### CHALLENGE
Out of the lines in this data, how many include "hath"? Give the number and nothing else.

### PROVIDED RECORDS
☆ ☆ ☆ ☆ ☆ ☆ ☆
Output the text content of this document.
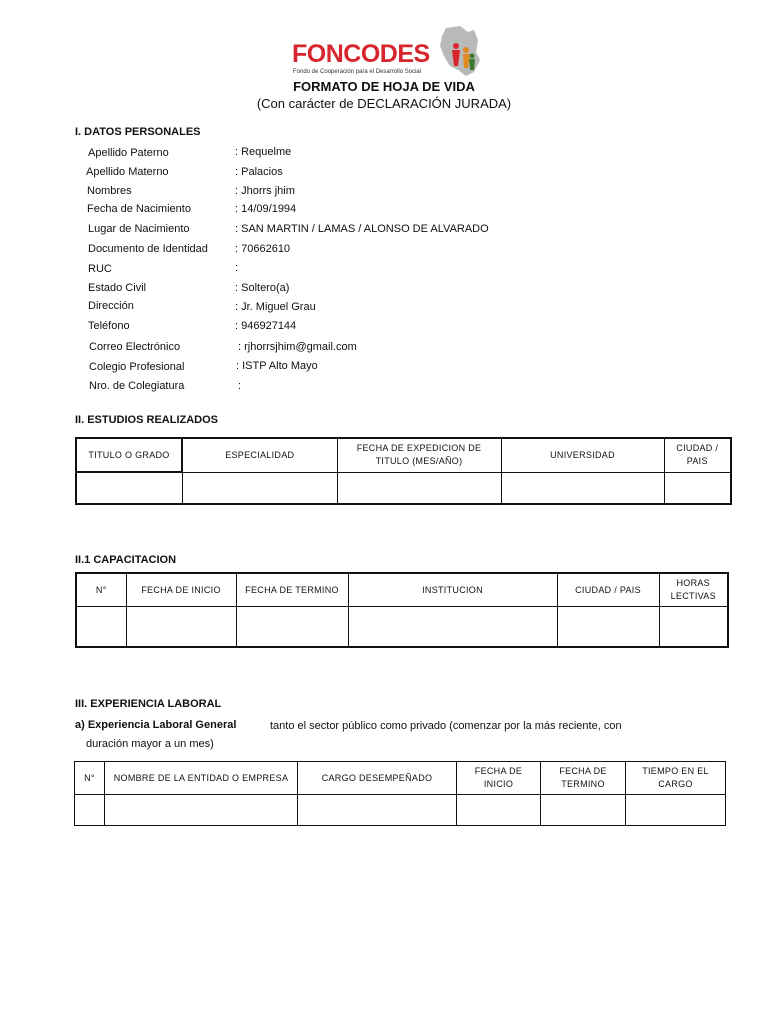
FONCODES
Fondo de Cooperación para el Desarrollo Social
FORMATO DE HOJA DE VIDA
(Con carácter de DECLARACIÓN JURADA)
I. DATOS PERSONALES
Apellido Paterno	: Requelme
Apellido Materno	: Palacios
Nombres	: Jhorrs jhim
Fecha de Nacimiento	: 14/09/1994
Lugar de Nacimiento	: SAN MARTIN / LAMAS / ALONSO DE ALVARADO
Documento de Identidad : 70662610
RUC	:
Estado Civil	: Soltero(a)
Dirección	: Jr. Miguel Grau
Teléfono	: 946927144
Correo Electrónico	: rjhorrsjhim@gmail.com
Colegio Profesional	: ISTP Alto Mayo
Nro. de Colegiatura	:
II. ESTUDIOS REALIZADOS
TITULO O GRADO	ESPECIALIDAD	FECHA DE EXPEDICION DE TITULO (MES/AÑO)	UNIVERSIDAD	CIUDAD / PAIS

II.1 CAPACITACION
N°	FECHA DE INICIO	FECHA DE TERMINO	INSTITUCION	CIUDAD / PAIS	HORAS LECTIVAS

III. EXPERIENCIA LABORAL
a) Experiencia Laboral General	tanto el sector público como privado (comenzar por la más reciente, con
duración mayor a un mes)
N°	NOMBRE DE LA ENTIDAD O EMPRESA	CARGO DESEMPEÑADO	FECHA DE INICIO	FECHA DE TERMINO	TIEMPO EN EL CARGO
☆ ☆ ☆ ☆ ☆ ☆ ☆
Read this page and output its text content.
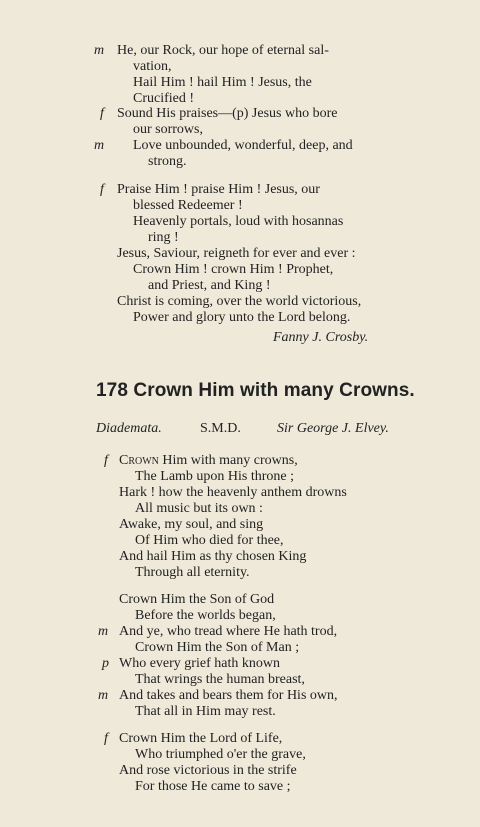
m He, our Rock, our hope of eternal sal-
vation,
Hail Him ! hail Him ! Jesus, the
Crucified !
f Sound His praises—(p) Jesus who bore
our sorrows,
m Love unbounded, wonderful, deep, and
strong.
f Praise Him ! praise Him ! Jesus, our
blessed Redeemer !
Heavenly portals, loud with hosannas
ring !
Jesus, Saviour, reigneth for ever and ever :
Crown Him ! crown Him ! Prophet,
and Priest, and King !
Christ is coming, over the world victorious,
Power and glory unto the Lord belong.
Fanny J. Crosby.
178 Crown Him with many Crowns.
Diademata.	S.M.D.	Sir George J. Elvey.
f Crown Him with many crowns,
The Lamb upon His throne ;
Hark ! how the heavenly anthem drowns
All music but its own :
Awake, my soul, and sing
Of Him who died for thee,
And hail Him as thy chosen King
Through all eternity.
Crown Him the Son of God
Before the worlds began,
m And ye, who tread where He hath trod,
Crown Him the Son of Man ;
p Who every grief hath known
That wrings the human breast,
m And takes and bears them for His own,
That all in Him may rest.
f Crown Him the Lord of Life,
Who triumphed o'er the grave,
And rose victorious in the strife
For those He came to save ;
☆ ☆ ☆ ☆ ☆ ☆ ☆
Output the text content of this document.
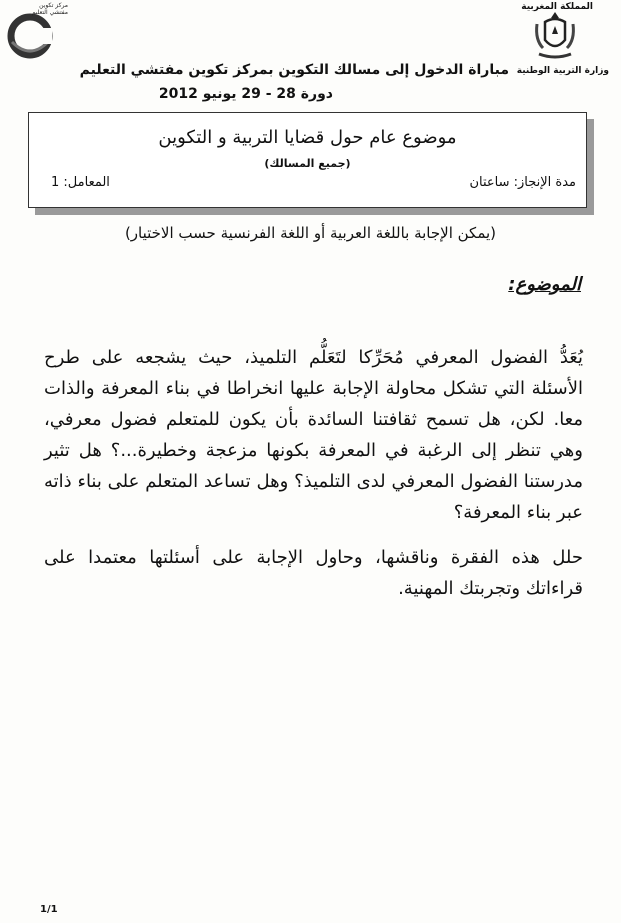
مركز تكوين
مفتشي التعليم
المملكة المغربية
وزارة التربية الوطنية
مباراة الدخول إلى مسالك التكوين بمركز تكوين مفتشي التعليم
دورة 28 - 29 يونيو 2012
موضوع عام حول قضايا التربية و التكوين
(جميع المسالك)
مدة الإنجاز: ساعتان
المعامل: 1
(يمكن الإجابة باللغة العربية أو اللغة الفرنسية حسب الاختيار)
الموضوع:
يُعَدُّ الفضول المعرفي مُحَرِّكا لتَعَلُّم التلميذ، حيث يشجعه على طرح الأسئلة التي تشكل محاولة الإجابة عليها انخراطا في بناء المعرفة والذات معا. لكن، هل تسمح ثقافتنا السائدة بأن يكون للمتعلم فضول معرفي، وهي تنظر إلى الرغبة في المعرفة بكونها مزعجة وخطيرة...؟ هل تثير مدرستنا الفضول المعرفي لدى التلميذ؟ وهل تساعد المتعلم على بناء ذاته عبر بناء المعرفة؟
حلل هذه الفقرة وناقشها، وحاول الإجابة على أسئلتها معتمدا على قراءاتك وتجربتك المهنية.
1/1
☆ ☆ ☆ ☆ ☆ ☆ ☆
### RESPONSE
2